--- begin ---

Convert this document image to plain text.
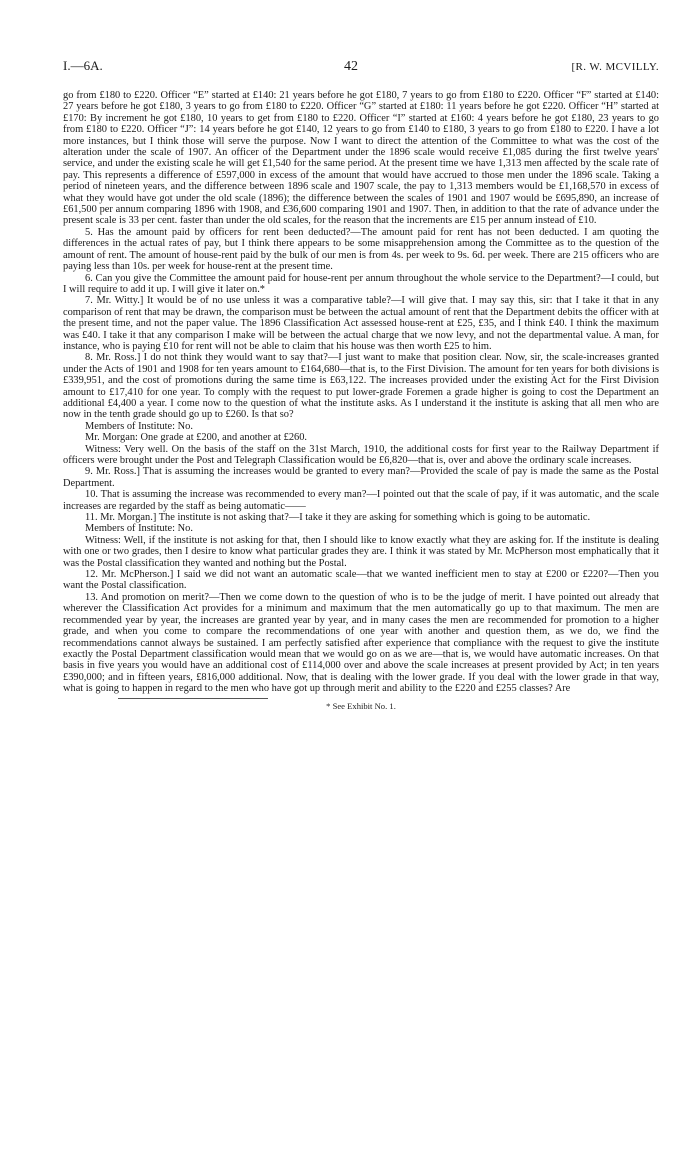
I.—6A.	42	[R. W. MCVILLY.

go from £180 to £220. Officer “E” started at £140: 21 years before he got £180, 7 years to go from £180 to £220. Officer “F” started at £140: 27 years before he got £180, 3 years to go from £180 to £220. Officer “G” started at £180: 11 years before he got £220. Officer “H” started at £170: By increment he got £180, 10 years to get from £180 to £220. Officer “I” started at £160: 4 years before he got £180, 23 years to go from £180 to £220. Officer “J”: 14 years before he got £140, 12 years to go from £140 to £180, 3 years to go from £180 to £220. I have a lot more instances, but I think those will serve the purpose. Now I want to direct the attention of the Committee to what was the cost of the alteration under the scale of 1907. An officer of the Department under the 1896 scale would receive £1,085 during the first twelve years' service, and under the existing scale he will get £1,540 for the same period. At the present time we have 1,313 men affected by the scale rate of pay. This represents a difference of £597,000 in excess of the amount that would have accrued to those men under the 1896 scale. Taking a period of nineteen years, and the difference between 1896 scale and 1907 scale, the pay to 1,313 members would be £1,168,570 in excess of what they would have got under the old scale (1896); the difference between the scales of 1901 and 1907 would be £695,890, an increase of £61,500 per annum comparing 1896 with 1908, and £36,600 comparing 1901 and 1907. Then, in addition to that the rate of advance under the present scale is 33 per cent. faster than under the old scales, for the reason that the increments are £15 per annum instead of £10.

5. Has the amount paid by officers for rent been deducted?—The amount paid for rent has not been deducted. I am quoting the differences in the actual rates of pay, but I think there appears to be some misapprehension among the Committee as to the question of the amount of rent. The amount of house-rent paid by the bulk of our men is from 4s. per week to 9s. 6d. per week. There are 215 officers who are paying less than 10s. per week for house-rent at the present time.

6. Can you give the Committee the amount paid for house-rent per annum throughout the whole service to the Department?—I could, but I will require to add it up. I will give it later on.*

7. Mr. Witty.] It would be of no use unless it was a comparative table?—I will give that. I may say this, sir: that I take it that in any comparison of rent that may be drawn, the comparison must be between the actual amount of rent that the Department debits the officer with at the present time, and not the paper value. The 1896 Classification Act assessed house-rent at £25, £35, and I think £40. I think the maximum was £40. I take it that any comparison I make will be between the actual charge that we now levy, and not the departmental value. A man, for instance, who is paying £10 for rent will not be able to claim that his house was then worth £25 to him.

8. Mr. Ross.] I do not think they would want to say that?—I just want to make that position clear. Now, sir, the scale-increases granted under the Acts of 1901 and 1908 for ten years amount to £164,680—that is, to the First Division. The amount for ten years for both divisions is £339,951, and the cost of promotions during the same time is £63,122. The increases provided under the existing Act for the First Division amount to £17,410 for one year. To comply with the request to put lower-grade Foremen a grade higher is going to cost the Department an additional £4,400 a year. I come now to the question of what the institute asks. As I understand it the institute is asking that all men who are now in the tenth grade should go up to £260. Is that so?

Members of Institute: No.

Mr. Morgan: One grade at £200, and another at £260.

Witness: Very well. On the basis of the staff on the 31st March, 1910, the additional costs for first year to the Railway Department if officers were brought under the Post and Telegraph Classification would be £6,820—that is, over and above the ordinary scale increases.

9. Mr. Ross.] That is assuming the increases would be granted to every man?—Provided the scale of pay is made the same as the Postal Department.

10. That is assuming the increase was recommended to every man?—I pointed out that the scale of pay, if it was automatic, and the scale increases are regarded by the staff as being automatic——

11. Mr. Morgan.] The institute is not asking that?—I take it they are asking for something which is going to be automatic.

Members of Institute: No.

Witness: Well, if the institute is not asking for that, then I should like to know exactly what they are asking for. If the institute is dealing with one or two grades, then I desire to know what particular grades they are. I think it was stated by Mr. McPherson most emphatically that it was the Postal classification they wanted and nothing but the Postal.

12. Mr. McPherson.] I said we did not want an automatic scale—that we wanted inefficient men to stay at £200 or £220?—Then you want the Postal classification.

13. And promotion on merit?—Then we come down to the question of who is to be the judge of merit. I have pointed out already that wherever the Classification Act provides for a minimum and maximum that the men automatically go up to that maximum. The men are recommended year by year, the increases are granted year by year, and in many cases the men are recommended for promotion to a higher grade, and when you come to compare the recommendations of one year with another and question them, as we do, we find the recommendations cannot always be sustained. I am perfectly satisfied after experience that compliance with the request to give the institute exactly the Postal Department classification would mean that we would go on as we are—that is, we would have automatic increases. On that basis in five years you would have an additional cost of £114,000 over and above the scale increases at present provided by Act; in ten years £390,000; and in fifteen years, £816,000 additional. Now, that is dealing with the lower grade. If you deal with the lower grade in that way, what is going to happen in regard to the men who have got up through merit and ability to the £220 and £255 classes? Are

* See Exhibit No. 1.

--- end ---
--- begin ---

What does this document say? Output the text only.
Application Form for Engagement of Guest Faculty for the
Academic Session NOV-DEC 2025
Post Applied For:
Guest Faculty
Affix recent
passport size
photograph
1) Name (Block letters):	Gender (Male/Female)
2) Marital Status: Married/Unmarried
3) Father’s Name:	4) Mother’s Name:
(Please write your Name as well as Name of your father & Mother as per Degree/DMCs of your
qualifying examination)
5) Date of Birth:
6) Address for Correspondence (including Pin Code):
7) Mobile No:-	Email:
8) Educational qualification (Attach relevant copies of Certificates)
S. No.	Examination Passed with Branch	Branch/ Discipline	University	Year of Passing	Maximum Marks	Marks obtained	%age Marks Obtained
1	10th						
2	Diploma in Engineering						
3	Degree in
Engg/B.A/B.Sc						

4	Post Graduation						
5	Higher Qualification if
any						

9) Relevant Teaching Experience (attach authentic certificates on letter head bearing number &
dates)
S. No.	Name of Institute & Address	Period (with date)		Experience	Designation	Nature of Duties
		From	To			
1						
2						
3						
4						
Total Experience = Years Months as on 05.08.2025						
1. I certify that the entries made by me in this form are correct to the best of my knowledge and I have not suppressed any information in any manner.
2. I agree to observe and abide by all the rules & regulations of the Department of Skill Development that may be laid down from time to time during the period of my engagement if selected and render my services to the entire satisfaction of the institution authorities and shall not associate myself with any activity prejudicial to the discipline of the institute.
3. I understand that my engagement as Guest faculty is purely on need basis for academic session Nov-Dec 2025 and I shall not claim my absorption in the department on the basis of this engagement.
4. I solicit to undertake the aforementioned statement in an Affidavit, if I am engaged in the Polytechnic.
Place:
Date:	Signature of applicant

--- end ---
--- begin ---

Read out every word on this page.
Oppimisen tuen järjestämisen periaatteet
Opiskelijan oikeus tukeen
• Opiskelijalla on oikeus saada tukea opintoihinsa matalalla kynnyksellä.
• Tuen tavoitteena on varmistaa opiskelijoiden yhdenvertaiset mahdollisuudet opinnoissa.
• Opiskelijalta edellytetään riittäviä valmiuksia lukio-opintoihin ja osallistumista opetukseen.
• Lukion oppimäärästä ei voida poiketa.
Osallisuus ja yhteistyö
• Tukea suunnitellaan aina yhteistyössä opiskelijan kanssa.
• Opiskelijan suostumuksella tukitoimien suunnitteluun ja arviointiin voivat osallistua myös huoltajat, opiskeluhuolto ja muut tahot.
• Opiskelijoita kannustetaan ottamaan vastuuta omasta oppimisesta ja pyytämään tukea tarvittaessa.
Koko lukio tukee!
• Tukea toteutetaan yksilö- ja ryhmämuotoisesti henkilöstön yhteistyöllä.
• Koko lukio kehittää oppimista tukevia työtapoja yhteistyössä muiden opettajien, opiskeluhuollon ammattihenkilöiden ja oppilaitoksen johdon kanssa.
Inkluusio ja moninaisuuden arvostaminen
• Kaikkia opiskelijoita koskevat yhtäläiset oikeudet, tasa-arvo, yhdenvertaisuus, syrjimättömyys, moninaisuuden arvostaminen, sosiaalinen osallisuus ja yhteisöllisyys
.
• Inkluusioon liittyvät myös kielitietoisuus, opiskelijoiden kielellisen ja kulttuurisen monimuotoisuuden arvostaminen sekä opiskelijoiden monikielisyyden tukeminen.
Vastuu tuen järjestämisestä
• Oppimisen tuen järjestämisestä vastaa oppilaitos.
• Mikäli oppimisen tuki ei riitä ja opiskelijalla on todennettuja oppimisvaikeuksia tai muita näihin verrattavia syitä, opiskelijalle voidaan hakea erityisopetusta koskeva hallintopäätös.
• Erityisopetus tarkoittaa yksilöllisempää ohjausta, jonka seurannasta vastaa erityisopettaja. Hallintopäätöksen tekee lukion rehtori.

--- end ---

◆ What you will do ◆
Each line holding the word "opiskelijoiden" counts once; report the total and nothing else.

◆ Result for this exercise ◆
2